__PROBLEM DESCRIPTION__
Here are records with pictures in them. Copy all of them exactly and leave the pictures out.

╔══

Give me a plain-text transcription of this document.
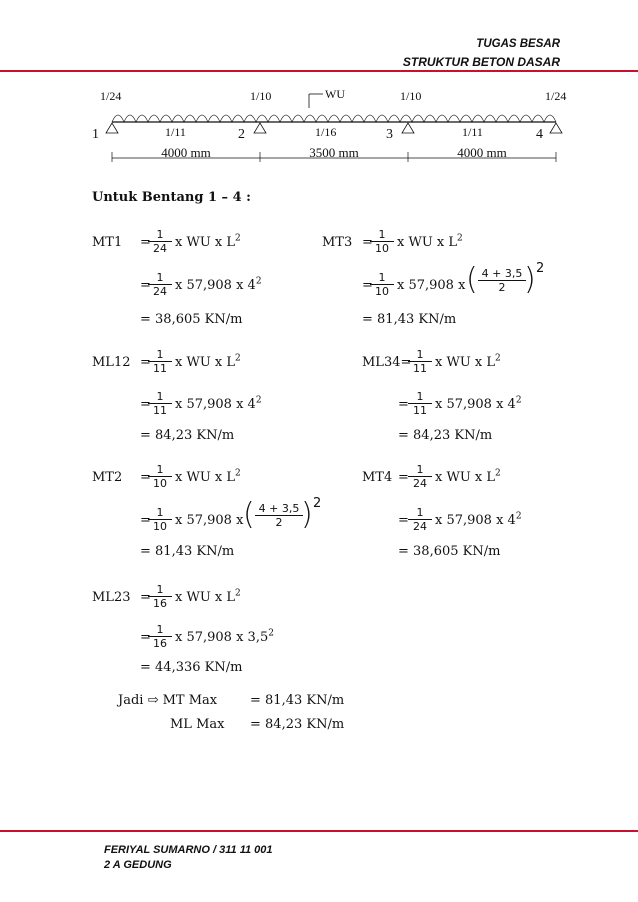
TUGAS BESAR
STRUKTUR BETON DASAR
1/24	1/10	WU	1/10	1/24
1	2	3	4
1/11	1/16	1/11
4000 mm	3500 mm	4000 mm
Untuk Bentang 1 – 4 :
MT1 =
$\frac{1}{24}$ x WU x $L^2$
=
$\frac{1}{24}$ x 57,908 x $4^2$
= 38,605 KN/m
MT3 =
$\frac{1}{10}$ x WU x $L^2$
=
$\frac{1}{10}$ x 57,908 x ( 4 + 3,5
2 ) 2
= 81,43 KN/m
ML12 =
$\frac{1}{11}$ x WU x $L^2$
=
$\frac{1}{11}$ x 57,908 x $4^2$
= 84,23 KN/m
ML34=
$\frac{1}{11}$ x WU x $L^2$
= $\frac{1}{11}$ x 57,908 x $4^2$
= 84,23 KN/m
MT2 =
$\frac{1}{10}$ x WU x $L^2$
=
$\frac{1}{10}$ x 57,908 x ( 4 + 3,5
2 ) 2
= 81,43 KN/m
$MT4 = \frac{1}{24}$ x WU x $L^2$
= $\frac{1}{24}$ x 57,908 x $4^2$
= 38,605 KN/m
ML23 =
$\frac{1}{16}$ x WU x $L^2$
=
$\frac{1}{16}$ x 57,908 x $3,5^2$
= 44,336 KN/m
Jadi ⇨ MT Max	= 81,43 KN/m
ML Max = 84,23 KN/m
FERIYAL SUMARNO / 311 11 001
2 A GEDUNG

╚══

__WRITTEN RESPONSE__
Give me a plain-text transcription of this document.
TUGAS BESAR
STRUKTUR BETON DASAR
1/24	1/10	WU	1/10	1/24
1	2	3	4
1/11	1/16	1/11
4000 mm	3500 mm	4000 mm
Untuk Bentang 1 – 4 :
MT1 =
$\frac{1}{24}$ x WU x $L^2$
=
$\frac{1}{24}$ x 57,908 x $4^2$
= 38,605 KN/m
MT3 =
$\frac{1}{10}$ x WU x $L^2$
=
$\frac{1}{10}$ x 57,908 x ( 4 + 3,5
2 ) 2
= 81,43 KN/m
ML12 =
$\frac{1}{11}$ x WU x $L^2$
=
$\frac{1}{11}$ x 57,908 x $4^2$
= 84,23 KN/m
ML34=
$\frac{1}{11}$ x WU x $L^2$
= $\frac{1}{11}$ x 57,908 x $4^2$
= 84,23 KN/m
MT2 =
$\frac{1}{10}$ x WU x $L^2$
=
$\frac{1}{10}$ x 57,908 x ( 4 + 3,5
2 ) 2
= 81,43 KN/m
$MT4 = \frac{1}{24}$ x WU x $L^2$
= $\frac{1}{24}$ x 57,908 x $4^2$
= 38,605 KN/m
ML23 =
$\frac{1}{16}$ x WU x $L^2$
=
$\frac{1}{16}$ x 57,908 x $3,5^2$
= 44,336 KN/m
Jadi ⇨ MT Max	= 81,43 KN/m
ML Max = 84,23 KN/m
FERIYAL SUMARNO / 311 11 001
2 A GEDUNG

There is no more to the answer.